**SHORT TASK:**
Write out the material exactly, leaving every picture behind.

┌─ DATA EXCERPTS

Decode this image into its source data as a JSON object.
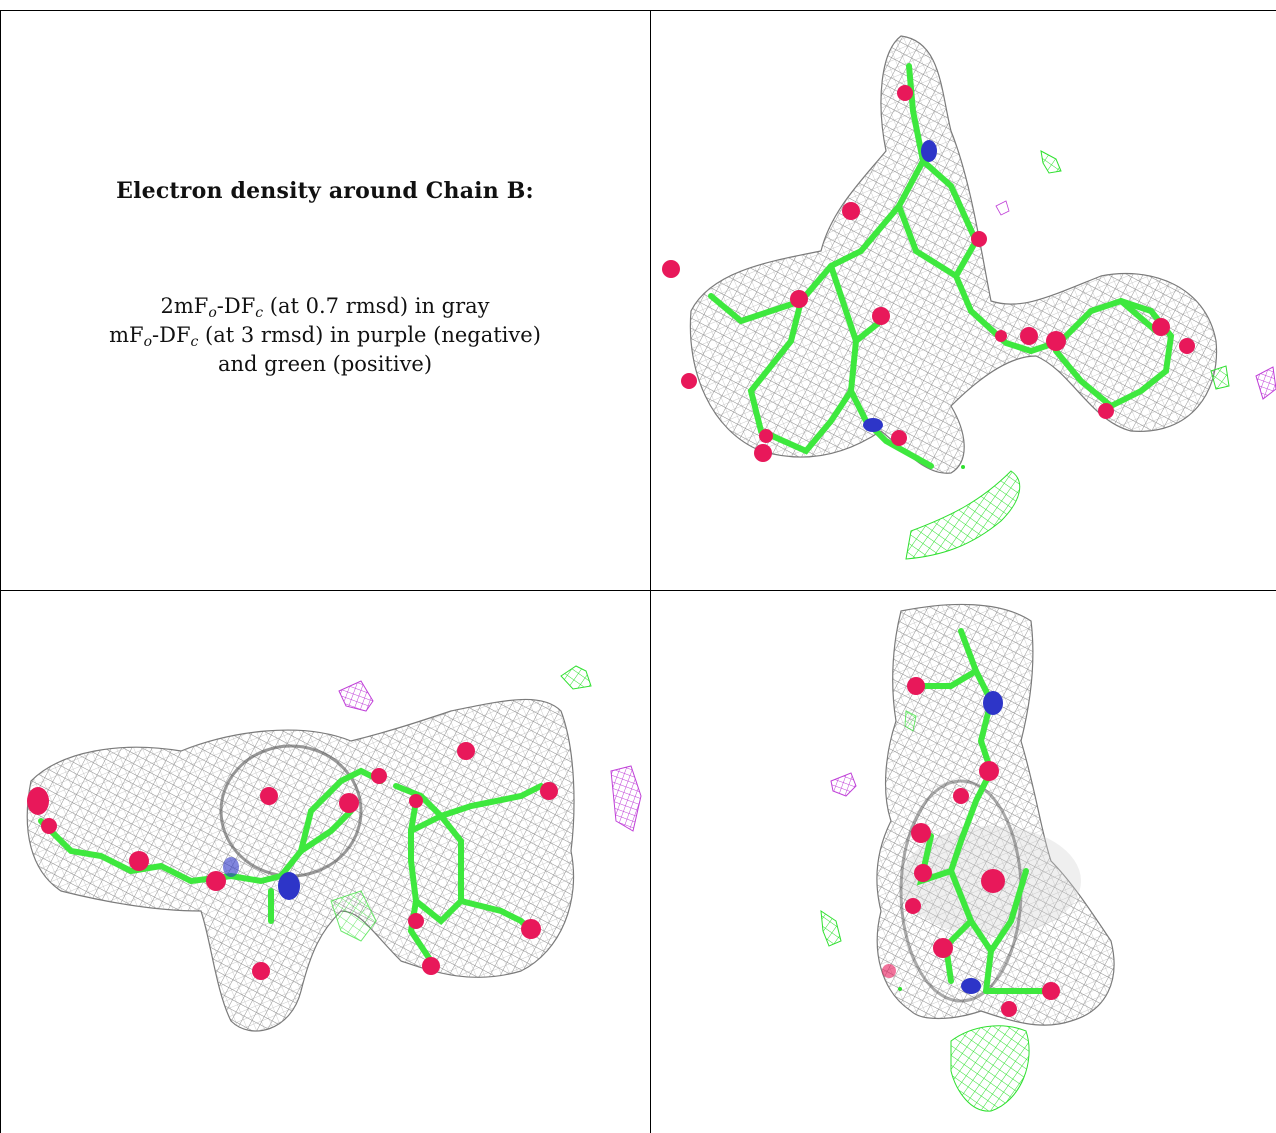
{
  "caption": {
    "title": "Electron density around Chain B:",
    "line1": {
      "prefix": "2mF",
      "sub1": "o",
      "mid": "-DF",
      "sub2": "c",
      "suffix": " (at 0.7 rmsd) in gray"
    },
    "line2": {
      "prefix": "mF",
      "sub1": "o",
      "mid": "-DF",
      "sub2": "c",
      "suffix": " (at 3 rmsd) in purple (negative)"
    },
    "line3": "and green (positive)"
  },
  "colors": {
    "density_2fo": "#8a8a8a",
    "density_negative": "#c040d8",
    "density_positive": "#2fe02f",
    "carbon": "#3ee83e",
    "oxygen": "#e8185a",
    "nitrogen": "#2d35c8",
    "border": "#000000"
  },
  "panels": [
    {
      "id": "top-right",
      "view": "front"
    },
    {
      "id": "bottom-left",
      "view": "side"
    },
    {
      "id": "bottom-right",
      "view": "end-on"
    }
  ]
}
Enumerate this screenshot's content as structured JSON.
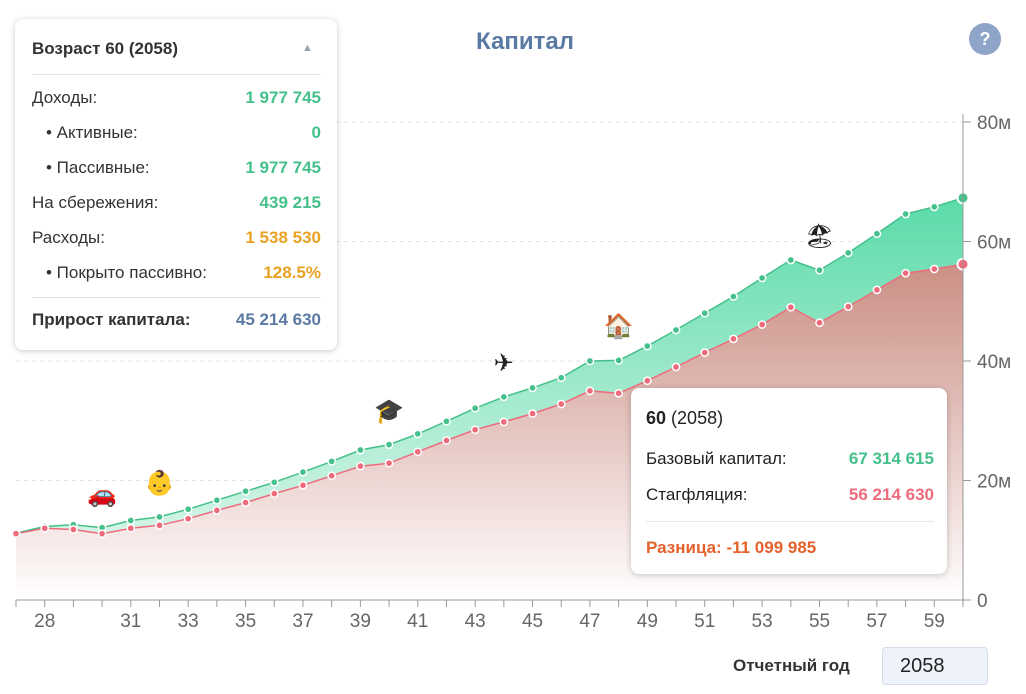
{
  "title": "Капитал",
  "help_label": "?",
  "panel": {
    "heading": "Возраст 60 (2058)",
    "rows": [
      {
        "label": "Доходы:",
        "value": "1 977 745"
      },
      {
        "label": "• Активные:",
        "value": "0"
      },
      {
        "label": "• Пассивные:",
        "value": "1 977 745"
      },
      {
        "label": "На сбережения:",
        "value": "439 215"
      },
      {
        "label": "Расходы:",
        "value": "1 538 530"
      },
      {
        "label": "• Покрыто пассивно:",
        "value": "128.5%"
      }
    ],
    "total": {
      "label": "Прирост капитала:",
      "value": "45 214 630"
    }
  },
  "tooltip": {
    "age": "60",
    "year": "(2058)",
    "base_label": "Базовый капитал:",
    "base_value": "67 314 615",
    "stag_label": "Стагфляция:",
    "stag_value": "56 214 630",
    "diff": "Разница: -11 099 985"
  },
  "footer": {
    "year_label": "Отчетный год",
    "year_value": "2058"
  },
  "colors": {
    "base": "#45c08b",
    "stagflation": "#ee6b7c",
    "title": "#5b7aa3",
    "difference": "#e5612b",
    "expenses": "#e9a224"
  },
  "events": [
    {
      "age": 30,
      "icon": "car-icon",
      "glyph": "🚗"
    },
    {
      "age": 32,
      "icon": "baby-icon",
      "glyph": "👶"
    },
    {
      "age": 40,
      "icon": "graduation-cap-icon",
      "glyph": "🎓"
    },
    {
      "age": 44,
      "icon": "airplane-icon",
      "glyph": "✈"
    },
    {
      "age": 48,
      "icon": "house-icon",
      "glyph": "🏠"
    },
    {
      "age": 55,
      "icon": "beach-umbrella-icon",
      "glyph": "🏖"
    }
  ],
  "chart_data": {
    "type": "area",
    "x_ticks": [
      28,
      31,
      33,
      35,
      37,
      39,
      41,
      43,
      45,
      47,
      49,
      51,
      53,
      55,
      57,
      59
    ],
    "y_ticks": [
      "0",
      "20м",
      "40м",
      "60м",
      "80м"
    ],
    "ylim": [
      0,
      80
    ],
    "grid": true,
    "series": [
      {
        "name": "Базовый капитал",
        "color": "#45c08b",
        "x": [
          27,
          28,
          29,
          30,
          31,
          32,
          33,
          34,
          35,
          36,
          37,
          38,
          39,
          40,
          41,
          42,
          43,
          44,
          45,
          46,
          47,
          48,
          49,
          50,
          51,
          52,
          53,
          54,
          55,
          56,
          57,
          58,
          59,
          60
        ],
        "y": [
          11.2,
          12.3,
          12.6,
          12.1,
          13.3,
          13.9,
          15.2,
          16.7,
          18.2,
          19.7,
          21.4,
          23.2,
          25.1,
          26,
          27.8,
          29.9,
          32.1,
          34,
          35.5,
          37.2,
          40,
          40.1,
          42.5,
          45.2,
          48,
          50.8,
          53.9,
          56.9,
          55.2,
          58.1,
          61.3,
          64.6,
          65.8,
          67.3
        ]
      },
      {
        "name": "Стагфляция",
        "color": "#ee6b7c",
        "x": [
          27,
          28,
          29,
          30,
          31,
          32,
          33,
          34,
          35,
          36,
          37,
          38,
          39,
          40,
          41,
          42,
          43,
          44,
          45,
          46,
          47,
          48,
          49,
          50,
          51,
          52,
          53,
          54,
          55,
          56,
          57,
          58,
          59,
          60
        ],
        "y": [
          11.1,
          12,
          11.8,
          11.1,
          12,
          12.5,
          13.6,
          15,
          16.3,
          17.8,
          19.2,
          20.8,
          22.4,
          22.9,
          24.8,
          26.7,
          28.5,
          29.8,
          31.2,
          32.8,
          35,
          34.6,
          36.7,
          39,
          41.4,
          43.7,
          46.1,
          49,
          46.4,
          49.1,
          51.9,
          54.7,
          55.4,
          56.2
        ]
      }
    ]
  }
}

└─

**EXERCISE SOLUTION:**
Decode this image into its source data as a JSON object.
{
  "caption": {
    "title": "Electron density around Chain B:",
    "line1": {
      "prefix": "2mF",
      "sub1": "o",
      "mid": "-DF",
      "sub2": "c",
      "suffix": " (at 0.7 rmsd) in gray"
    },
    "line2": {
      "prefix": "mF",
      "sub1": "o",
      "mid": "-DF",
      "sub2": "c",
      "suffix": " (at 3 rmsd) in purple (negative)"
    },
    "line3": "and green (positive)"
  },
  "colors": {
    "density_2fo": "#8a8a8a",
    "density_negative": "#c040d8",
    "density_positive": "#2fe02f",
    "carbon": "#3ee83e",
    "oxygen": "#e8185a",
    "nitrogen": "#2d35c8",
    "border": "#000000"
  },
  "panels": [
    {
      "id": "top-right",
      "view": "front"
    },
    {
      "id": "bottom-left",
      "view": "side"
    },
    {
      "id": "bottom-right",
      "view": "end-on"
    }
  ]
}
Enumerate this screenshot's content as structured JSON.
{
  "title": "Капитал",
  "help_label": "?",
  "panel": {
    "heading": "Возраст 60 (2058)",
    "rows": [
      {
        "label": "Доходы:",
        "value": "1 977 745"
      },
      {
        "label": "• Активные:",
        "value": "0"
      },
      {
        "label": "• Пассивные:",
        "value": "1 977 745"
      },
      {
        "label": "На сбережения:",
        "value": "439 215"
      },
      {
        "label": "Расходы:",
        "value": "1 538 530"
      },
      {
        "label": "• Покрыто пассивно:",
        "value": "128.5%"
      }
    ],
    "total": {
      "label": "Прирост капитала:",
      "value": "45 214 630"
    }
  },
  "tooltip": {
    "age": "60",
    "year": "(2058)",
    "base_label": "Базовый капитал:",
    "base_value": "67 314 615",
    "stag_label": "Стагфляция:",
    "stag_value": "56 214 630",
    "diff": "Разница: -11 099 985"
  },
  "footer": {
    "year_label": "Отчетный год",
    "year_value": "2058"
  },
  "colors": {
    "base": "#45c08b",
    "stagflation": "#ee6b7c",
    "title": "#5b7aa3",
    "difference": "#e5612b",
    "expenses": "#e9a224"
  },
  "events": [
    {
      "age": 30,
      "icon": "car-icon",
      "glyph": "🚗"
    },
    {
      "age": 32,
      "icon": "baby-icon",
      "glyph": "👶"
    },
    {
      "age": 40,
      "icon": "graduation-cap-icon",
      "glyph": "🎓"
    },
    {
      "age": 44,
      "icon": "airplane-icon",
      "glyph": "✈"
    },
    {
      "age": 48,
      "icon": "house-icon",
      "glyph": "🏠"
    },
    {
      "age": 55,
      "icon": "beach-umbrella-icon",
      "glyph": "🏖"
    }
  ],
  "chart_data": {
    "type": "area",
    "x_ticks": [
      28,
      31,
      33,
      35,
      37,
      39,
      41,
      43,
      45,
      47,
      49,
      51,
      53,
      55,
      57,
      59
    ],
    "y_ticks": [
      "0",
      "20м",
      "40м",
      "60м",
      "80м"
    ],
    "ylim": [
      0,
      80
    ],
    "grid": true,
    "series": [
      {
        "name": "Базовый капитал",
        "color": "#45c08b",
        "x": [
          27,
          28,
          29,
          30,
          31,
          32,
          33,
          34,
          35,
          36,
          37,
          38,
          39,
          40,
          41,
          42,
          43,
          44,
          45,
          46,
          47,
          48,
          49,
          50,
          51,
          52,
          53,
          54,
          55,
          56,
          57,
          58,
          59,
          60
        ],
        "y": [
          11.2,
          12.3,
          12.6,
          12.1,
          13.3,
          13.9,
          15.2,
          16.7,
          18.2,
          19.7,
          21.4,
          23.2,
          25.1,
          26,
          27.8,
          29.9,
          32.1,
          34,
          35.5,
          37.2,
          40,
          40.1,
          42.5,
          45.2,
          48,
          50.8,
          53.9,
          56.9,
          55.2,
          58.1,
          61.3,
          64.6,
          65.8,
          67.3
        ]
      },
      {
        "name": "Стагфляция",
        "color": "#ee6b7c",
        "x": [
          27,
          28,
          29,
          30,
          31,
          32,
          33,
          34,
          35,
          36,
          37,
          38,
          39,
          40,
          41,
          42,
          43,
          44,
          45,
          46,
          47,
          48,
          49,
          50,
          51,
          52,
          53,
          54,
          55,
          56,
          57,
          58,
          59,
          60
        ],
        "y": [
          11.1,
          12,
          11.8,
          11.1,
          12,
          12.5,
          13.6,
          15,
          16.3,
          17.8,
          19.2,
          20.8,
          22.4,
          22.9,
          24.8,
          26.7,
          28.5,
          29.8,
          31.2,
          32.8,
          35,
          34.6,
          36.7,
          39,
          41.4,
          43.7,
          46.1,
          49,
          46.4,
          49.1,
          51.9,
          54.7,
          55.4,
          56.2
        ]
      }
    ]
  }
}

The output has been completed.